## TEXT FOR ANALYSIS
====

Once you've arrived in Berlin, it's time to check out this historic city. A natural starting point for many is Checkpoint Charlie, the symbol of Berlin as a divided city. When you're in the area, take the time to see one of the largest preserved sections of Berlin Wall at the Topography of Terror exhibition. Another hidden gem nearby is the Trabi Museum, with everything you ever wanted to know about East Germany's famous little car. One of the most popular spots in Berlin is the roof terrace of the Reichstag parliament building. Entry is free, but you'll have to reserve your space in advance. Book a table in the restaurant for a meal with one of the best views in the city, if not in Germany.
London to Munich
As with other routes from the United Kingdom to Germany, trains from London to Munich start with a Eurostar service through the Channel Tunnel, then change in Brussels for a train to Dusseldorf main station. It's a long way south to Munich, so sleeper trains are definitely the best option on this route. The OBB Nightjet service is just what you're looking for. Board the train towards Vienna in Düsseldorf just before 21:00, and arrive in Munich refreshed after a night snoozing in your couchette bunk. Travelling across continents has never been so easy.
A short stroll from Munich's main station brings you to the city's main square, Marienplatz. It's the perfect place to relax with a coffee and get your bearings, but don't miss the chiming of the Glockenspiel clock in the large town hall tower – it plays three times a day at 11:00, 12:00 and 17:00. On a sunny day, there's no better place to spend the afternoon than the elegant English Garden, 900 acres of shady ponds, paths and mature trees. Pretend you're a local – grab a pretzel, a large glass of beer, and just sit and watch the world go by. One of the most popular day trips from the city is to the fairytale Neuschwanstein Castle. Catch a train to Füssen station, then a local bus on to the castle.

====

## TASKS FOR THIS EXERCISE
A: Answer these questions about the Germany train travel text:
(i) In which city do travelers change trains after the Eurostar on the London to Munich route?
(ii) At what times does the Glockenspiel clock play?
(iii) How large is the English Garden?
B: Continue the Germany train travel text from where it stops, keeping its voice and style.

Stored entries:
====

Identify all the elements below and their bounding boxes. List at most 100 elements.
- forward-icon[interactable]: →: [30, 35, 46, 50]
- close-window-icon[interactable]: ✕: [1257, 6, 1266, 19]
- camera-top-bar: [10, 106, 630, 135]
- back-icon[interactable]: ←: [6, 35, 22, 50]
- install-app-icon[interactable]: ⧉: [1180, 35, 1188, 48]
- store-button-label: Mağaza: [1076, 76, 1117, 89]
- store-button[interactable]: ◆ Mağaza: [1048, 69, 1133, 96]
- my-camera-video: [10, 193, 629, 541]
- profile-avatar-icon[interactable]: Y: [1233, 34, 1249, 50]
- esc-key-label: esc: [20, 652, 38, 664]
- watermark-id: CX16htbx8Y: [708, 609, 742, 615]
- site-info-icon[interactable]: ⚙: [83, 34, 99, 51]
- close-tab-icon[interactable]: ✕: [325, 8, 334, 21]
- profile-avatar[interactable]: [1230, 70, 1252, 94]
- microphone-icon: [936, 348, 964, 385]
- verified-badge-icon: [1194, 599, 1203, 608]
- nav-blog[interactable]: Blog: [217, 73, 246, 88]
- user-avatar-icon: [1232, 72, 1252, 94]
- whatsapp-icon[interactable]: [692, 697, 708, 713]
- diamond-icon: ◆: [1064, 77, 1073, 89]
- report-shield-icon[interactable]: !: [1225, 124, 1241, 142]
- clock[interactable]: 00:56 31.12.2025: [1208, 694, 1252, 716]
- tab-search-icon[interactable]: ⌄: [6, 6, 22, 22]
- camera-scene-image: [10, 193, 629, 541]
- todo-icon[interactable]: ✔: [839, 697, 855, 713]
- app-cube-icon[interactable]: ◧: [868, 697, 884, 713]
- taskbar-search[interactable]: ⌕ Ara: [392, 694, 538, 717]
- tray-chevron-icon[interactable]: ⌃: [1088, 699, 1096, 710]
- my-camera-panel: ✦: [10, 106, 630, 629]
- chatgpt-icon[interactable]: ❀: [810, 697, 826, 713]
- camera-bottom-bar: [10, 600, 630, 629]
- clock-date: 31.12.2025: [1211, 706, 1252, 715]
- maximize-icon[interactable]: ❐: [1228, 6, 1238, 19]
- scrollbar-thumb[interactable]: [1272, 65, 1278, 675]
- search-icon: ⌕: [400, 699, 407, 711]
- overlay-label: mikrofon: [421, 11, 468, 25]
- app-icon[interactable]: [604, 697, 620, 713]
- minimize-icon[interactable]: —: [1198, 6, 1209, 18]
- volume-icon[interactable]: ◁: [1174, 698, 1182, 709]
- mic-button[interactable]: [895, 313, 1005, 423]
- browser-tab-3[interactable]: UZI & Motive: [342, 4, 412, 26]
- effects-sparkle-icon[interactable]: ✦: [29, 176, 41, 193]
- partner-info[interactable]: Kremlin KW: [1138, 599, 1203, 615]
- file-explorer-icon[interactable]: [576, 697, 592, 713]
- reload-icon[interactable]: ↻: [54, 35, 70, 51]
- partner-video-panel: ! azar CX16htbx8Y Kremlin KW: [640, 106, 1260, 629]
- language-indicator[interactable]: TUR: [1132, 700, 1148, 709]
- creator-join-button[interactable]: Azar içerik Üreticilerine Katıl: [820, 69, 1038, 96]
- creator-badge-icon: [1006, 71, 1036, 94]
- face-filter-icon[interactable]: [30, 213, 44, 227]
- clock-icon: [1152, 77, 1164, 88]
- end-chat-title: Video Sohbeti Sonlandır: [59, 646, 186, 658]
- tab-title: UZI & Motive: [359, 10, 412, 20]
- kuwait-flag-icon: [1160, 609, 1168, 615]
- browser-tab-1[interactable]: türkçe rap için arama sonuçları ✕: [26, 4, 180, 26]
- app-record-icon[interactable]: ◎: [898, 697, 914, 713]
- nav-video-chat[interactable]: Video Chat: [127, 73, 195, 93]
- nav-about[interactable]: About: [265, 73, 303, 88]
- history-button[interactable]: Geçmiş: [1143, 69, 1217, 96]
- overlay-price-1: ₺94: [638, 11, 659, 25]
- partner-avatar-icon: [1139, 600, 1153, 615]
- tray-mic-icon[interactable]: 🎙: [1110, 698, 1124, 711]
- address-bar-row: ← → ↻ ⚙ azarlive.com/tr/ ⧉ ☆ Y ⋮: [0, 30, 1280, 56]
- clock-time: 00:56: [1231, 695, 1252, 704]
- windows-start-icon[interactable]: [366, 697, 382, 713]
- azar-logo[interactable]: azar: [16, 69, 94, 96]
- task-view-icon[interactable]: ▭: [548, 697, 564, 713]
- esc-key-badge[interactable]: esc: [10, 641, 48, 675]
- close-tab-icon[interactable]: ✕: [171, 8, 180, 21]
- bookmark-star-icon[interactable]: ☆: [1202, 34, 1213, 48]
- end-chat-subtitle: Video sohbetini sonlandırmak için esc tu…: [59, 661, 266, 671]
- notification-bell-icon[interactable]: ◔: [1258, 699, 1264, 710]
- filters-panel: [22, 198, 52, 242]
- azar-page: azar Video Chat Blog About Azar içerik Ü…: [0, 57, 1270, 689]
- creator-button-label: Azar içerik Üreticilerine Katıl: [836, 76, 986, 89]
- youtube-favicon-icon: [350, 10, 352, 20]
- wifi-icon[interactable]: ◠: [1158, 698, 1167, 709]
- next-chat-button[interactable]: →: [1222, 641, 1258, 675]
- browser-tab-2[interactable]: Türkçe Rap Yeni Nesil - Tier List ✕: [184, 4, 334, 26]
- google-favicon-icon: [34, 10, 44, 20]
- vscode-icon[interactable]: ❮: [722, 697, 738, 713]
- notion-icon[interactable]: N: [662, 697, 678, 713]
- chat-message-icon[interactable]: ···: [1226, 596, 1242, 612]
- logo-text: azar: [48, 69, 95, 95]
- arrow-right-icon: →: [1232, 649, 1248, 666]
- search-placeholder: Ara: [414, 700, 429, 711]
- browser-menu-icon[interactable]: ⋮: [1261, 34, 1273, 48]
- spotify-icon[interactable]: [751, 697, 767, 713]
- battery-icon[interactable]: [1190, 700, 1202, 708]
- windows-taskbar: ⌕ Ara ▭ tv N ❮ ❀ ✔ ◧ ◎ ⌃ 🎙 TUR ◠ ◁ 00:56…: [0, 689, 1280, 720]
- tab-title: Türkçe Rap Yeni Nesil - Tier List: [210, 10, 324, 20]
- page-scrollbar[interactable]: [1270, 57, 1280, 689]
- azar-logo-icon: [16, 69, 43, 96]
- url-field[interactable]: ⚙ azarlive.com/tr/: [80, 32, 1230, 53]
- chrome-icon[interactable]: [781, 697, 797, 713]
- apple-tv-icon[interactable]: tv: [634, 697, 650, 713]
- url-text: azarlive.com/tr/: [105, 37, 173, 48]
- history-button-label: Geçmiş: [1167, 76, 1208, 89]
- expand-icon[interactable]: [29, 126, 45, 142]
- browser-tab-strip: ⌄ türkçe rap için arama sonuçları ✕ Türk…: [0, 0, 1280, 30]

====

## ANSWERS BELOW
A:
(i) Brussels
(ii) 11:00, 12:00 and 17:00
(iii) 900 acres

B:
London to Stuttgart
Feel the stress of everyday life just melt away as you catch a train from London to Stuttgart. This southern German city was officially named as the least stressed-out place in the world in a recent survey due to its quality of life and plethora of green, open spaces. The fastest journey from London takes 6h 30m, with just one change in Paris. This is one of the most scenic routes to Germany. Trains whizz through Eastern France, past the Champagne region vineyards, farms and nature reserves. And because you're safely installed in the train, you're not worrying about keeping your eyes on the road either.
Stuttgart is the centre of the German car building industry, and both Porsche and Mercedes-Benz have impressive visitor centres in the city. Even if you're not particularly into cars, the Mercedes-Benz museum in particular is worth a visit as it showcases German history alongside the parallel story of car making. Back in town, take an evening walk through the Schlossplatz to see the ornate fountains lit up against the backdrop of the former Royal Palace. If visiting in winter, join thousands of visitors at Stuttgart's famous Christmas market. It's the perfect place to pick up handmade wooden toys, freshly baked gingerbread and kitsch little Christmas decorations too.
It's our job to make your climate-friendly Germany rail adventure as straightforward as possible. We can help you root out the best fares, give you various options for connections and help with booking compartments on sleeper trains for longer journeys. And once you've selected the perfect tickets for you, all that remains is for you to say "Auf wiedersehen", as you speed your way through the Channel Tunnel to discover Germany.